RECORDS SHOWN ▸

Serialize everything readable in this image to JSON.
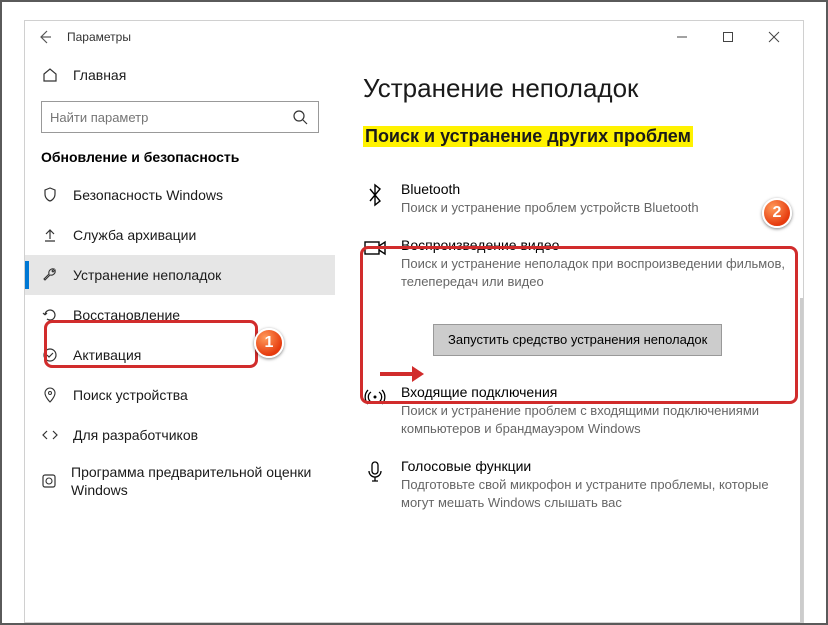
{
  "window": {
    "title": "Параметры"
  },
  "sidebar": {
    "home": "Главная",
    "search_placeholder": "Найти параметр",
    "section": "Обновление и безопасность",
    "items": [
      {
        "label": "Безопасность Windows"
      },
      {
        "label": "Служба архивации"
      },
      {
        "label": "Устранение неполадок"
      },
      {
        "label": "Восстановление"
      },
      {
        "label": "Активация"
      },
      {
        "label": "Поиск устройства"
      },
      {
        "label": "Для разработчиков"
      },
      {
        "label": "Программа предварительной оценки Windows"
      }
    ]
  },
  "content": {
    "page_title": "Устранение неполадок",
    "sub_title": "Поиск и устранение других проблем",
    "items": [
      {
        "title": "Bluetooth",
        "desc": "Поиск и устранение проблем устройств Bluetooth"
      },
      {
        "title": "Воспроизведение видео",
        "desc": "Поиск и устранение неполадок при воспроизведении фильмов, телепередач или видео"
      },
      {
        "title": "Входящие подключения",
        "desc": "Поиск и устранение проблем с входящими подключениями компьютеров и брандмауэром Windows"
      },
      {
        "title": "Голосовые функции",
        "desc": "Подготовьте свой микрофон и устраните проблемы, которые могут мешать Windows слышать вас"
      }
    ],
    "run_button": "Запустить средство устранения неполадок"
  },
  "badges": {
    "one": "1",
    "two": "2"
  }
}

GIVEN REQUEST ▸
Wherever the word "Поиск" occurs in a line of the listing, copy that line.

FULL RESPONSE ▸
        "label": "Поиск устройства"
    "sub_title": "Поиск и устранение других проблем",
        "desc": "Поиск и устранение проблем устройств Bluetooth"
        "desc": "Поиск и устранение неполадок при воспроизведении фильмов, телепередач или видео"
        "desc": "Поиск и устранение проблем с входящими подключениями компьютеров и брандмауэром Windows"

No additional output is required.